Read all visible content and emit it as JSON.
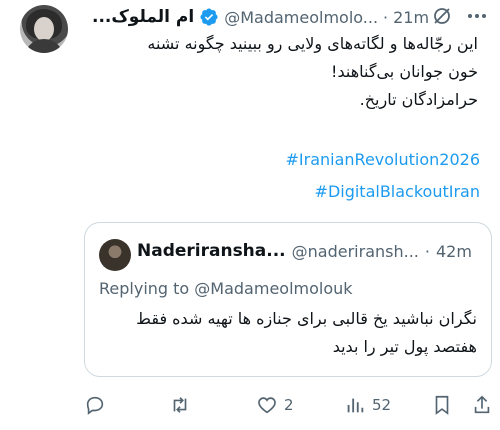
{
  "tweet": {
    "author_name": "ام الملوک...",
    "handle": "@Madameolmolo...",
    "separator": "·",
    "time": "21m",
    "body_lines": [
      "این رجّاله‌ها و لگاته‌های ولایی رو ببینید چگونه تشنه",
      "خون جوانان بی‌گناهند!",
      "حرامزادگان تاریخ."
    ],
    "hashtags": [
      "#IranianRevolution2026",
      "#DigitalBlackoutIran"
    ]
  },
  "quote": {
    "author_name": "Naderiransha...",
    "handle": "@naderiransh...",
    "separator": "·",
    "time": "42m",
    "replying_to": "Replying to @Madameolmolouk",
    "body_lines": [
      "نگران نباشید یخ قالبی برای جنازه ها تهیه شده فقط",
      "هفتصد پول تیر را بدید"
    ]
  },
  "actions": {
    "reply_count": "",
    "retweet_count": "",
    "like_count": "2",
    "views_count": "52"
  },
  "colors": {
    "accent": "#1d9bf0",
    "muted": "#536471",
    "border": "#cfd9de"
  }
}
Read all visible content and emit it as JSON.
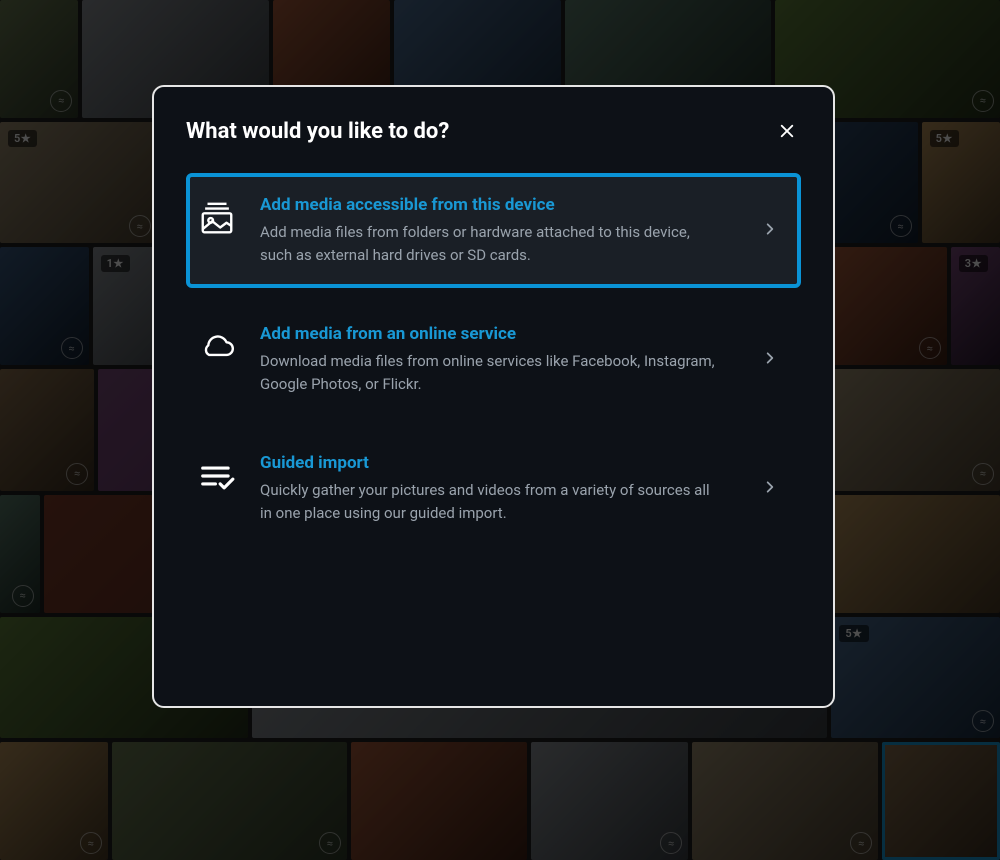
{
  "modal": {
    "title": "What would you like to do?",
    "options": [
      {
        "title": "Add media accessible from this device",
        "desc": "Add media files from folders or hardware attached to this device, such as external hard drives or SD cards.",
        "selected": true
      },
      {
        "title": "Add media from an online service",
        "desc": "Download media files from online services like Facebook, Instagram, Google Photos, or Flickr.",
        "selected": false
      },
      {
        "title": "Guided import",
        "desc": "Quickly gather your pictures and videos from a variety of sources all in one place using our guided import.",
        "selected": false
      }
    ]
  },
  "background": {
    "badges": {
      "five_star": "5★",
      "one_star": "1★",
      "three_star": "3★"
    }
  }
}
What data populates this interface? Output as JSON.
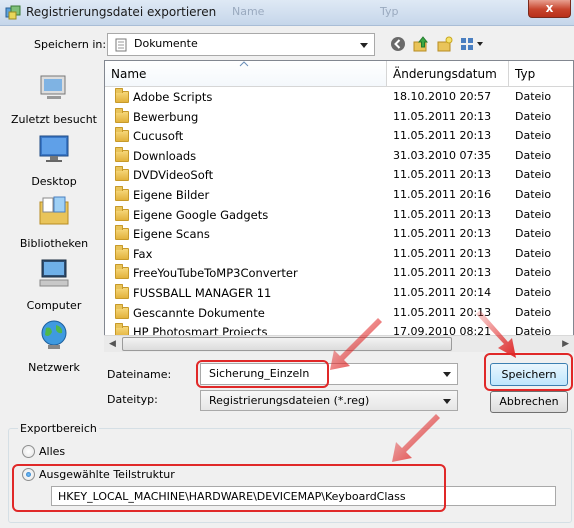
{
  "window": {
    "title": "Registrierungsdatei exportieren",
    "ghost_title_1": "Name",
    "ghost_title_2": "Typ",
    "close_label": "x"
  },
  "save_in": {
    "label": "Speichern in:",
    "value": "Dokumente"
  },
  "places": [
    {
      "label": "Zuletzt besucht",
      "icon": "recent-places-icon"
    },
    {
      "label": "Desktop",
      "icon": "desktop-icon"
    },
    {
      "label": "Bibliotheken",
      "icon": "libraries-icon"
    },
    {
      "label": "Computer",
      "icon": "computer-icon"
    },
    {
      "label": "Netzwerk",
      "icon": "network-icon"
    }
  ],
  "columns": {
    "name": "Name",
    "date": "Änderungsdatum",
    "type": "Typ"
  },
  "files": [
    {
      "name": "Adobe Scripts",
      "date": "18.10.2010 20:57",
      "type": "Dateio"
    },
    {
      "name": "Bewerbung",
      "date": "11.05.2011 20:13",
      "type": "Dateio"
    },
    {
      "name": "Cucusoft",
      "date": "11.05.2011 20:13",
      "type": "Dateio"
    },
    {
      "name": "Downloads",
      "date": "31.03.2010 07:35",
      "type": "Dateio"
    },
    {
      "name": "DVDVideoSoft",
      "date": "11.05.2011 20:13",
      "type": "Dateio"
    },
    {
      "name": "Eigene Bilder",
      "date": "11.05.2011 20:16",
      "type": "Dateio"
    },
    {
      "name": "Eigene Google Gadgets",
      "date": "11.05.2011 20:13",
      "type": "Dateio"
    },
    {
      "name": "Eigene Scans",
      "date": "11.05.2011 20:13",
      "type": "Dateio"
    },
    {
      "name": "Fax",
      "date": "11.05.2011 20:13",
      "type": "Dateio"
    },
    {
      "name": "FreeYouTubeToMP3Converter",
      "date": "11.05.2011 20:13",
      "type": "Dateio"
    },
    {
      "name": "FUSSBALL MANAGER 11",
      "date": "11.05.2011 20:14",
      "type": "Dateio"
    },
    {
      "name": "Gescannte Dokumente",
      "date": "11.05.2011 20:13",
      "type": "Dateio"
    },
    {
      "name": "HP Photosmart Projects",
      "date": "17.09.2010 08:21",
      "type": "Dateio"
    }
  ],
  "filename": {
    "label": "Dateiname:",
    "value": "Sicherung_Einzeln"
  },
  "filetype": {
    "label": "Dateityp:",
    "value": "Registrierungsdateien (*.reg)"
  },
  "buttons": {
    "save": "Speichern",
    "cancel": "Abbrechen"
  },
  "export_range": {
    "legend": "Exportbereich",
    "all_label": "Alles",
    "selected_label": "Ausgewählte Teilstruktur",
    "branch_value": "HKEY_LOCAL_MACHINE\\HARDWARE\\DEVICEMAP\\KeyboardClass"
  },
  "colors": {
    "annotation": "#e02828",
    "title_bar": "#c5d6ea",
    "save_button_border": "#3c7fb1"
  }
}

____________

Out of the preceding entries, pull every line containing the string "handle".

- Completed exercise -
    "handle": "@Madameolmolo...",
    "handle": "@naderiransh...",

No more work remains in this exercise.